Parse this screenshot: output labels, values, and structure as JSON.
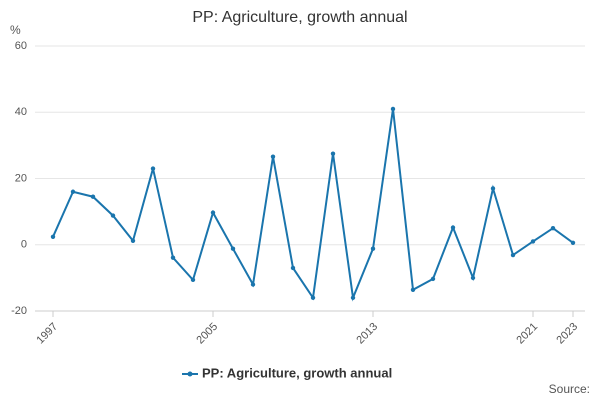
{
  "chart_data": {
    "type": "line",
    "title": "PP: Agriculture, growth annual",
    "y_label": "%",
    "source": "Source:",
    "x": [
      1997,
      1998,
      1999,
      2000,
      2001,
      2002,
      2003,
      2004,
      2005,
      2006,
      2007,
      2008,
      2009,
      2010,
      2011,
      2012,
      2013,
      2014,
      2015,
      2016,
      2017,
      2018,
      2019,
      2020,
      2021,
      2022,
      2023
    ],
    "series": [
      {
        "name": "PP: Agriculture, growth annual",
        "color": "#1a75ad",
        "values": [
          2.4,
          16,
          14.5,
          8.8,
          1.2,
          23,
          -3.9,
          -10.6,
          9.7,
          -1.2,
          -12,
          26.6,
          -7,
          -16,
          27.5,
          -16,
          -1.2,
          41,
          -13.6,
          -10.3,
          5.2,
          -10,
          17,
          -3.1,
          1,
          5,
          0.6
        ]
      }
    ],
    "xlim": [
      1997,
      2023
    ],
    "xticks": [
      1997,
      2005,
      2013,
      2021,
      2023
    ],
    "ylim": [
      -20,
      60
    ],
    "yticks": [
      -20,
      0,
      20,
      40,
      60
    ],
    "grid": true
  }
}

◆ DIRECTION ◆
Leave the images out and output the remaining material exactly as it stands.

◆ OUTPUT BELOW ◆
Parse this screenshot: output labels, values, and structure as JSON.
{
  "chart_data": {
    "type": "line",
    "title": "PP: Agriculture, growth annual",
    "y_label": "%",
    "source": "Source:",
    "x": [
      1997,
      1998,
      1999,
      2000,
      2001,
      2002,
      2003,
      2004,
      2005,
      2006,
      2007,
      2008,
      2009,
      2010,
      2011,
      2012,
      2013,
      2014,
      2015,
      2016,
      2017,
      2018,
      2019,
      2020,
      2021,
      2022,
      2023
    ],
    "series": [
      {
        "name": "PP: Agriculture, growth annual",
        "color": "#1a75ad",
        "values": [
          2.4,
          16,
          14.5,
          8.8,
          1.2,
          23,
          -3.9,
          -10.6,
          9.7,
          -1.2,
          -12,
          26.6,
          -7,
          -16,
          27.5,
          -16,
          -1.2,
          41,
          -13.6,
          -10.3,
          5.2,
          -10,
          17,
          -3.1,
          1,
          5,
          0.6
        ]
      }
    ],
    "xlim": [
      1997,
      2023
    ],
    "xticks": [
      1997,
      2005,
      2013,
      2021,
      2023
    ],
    "ylim": [
      -20,
      60
    ],
    "yticks": [
      -20,
      0,
      20,
      40,
      60
    ],
    "grid": true
  }
}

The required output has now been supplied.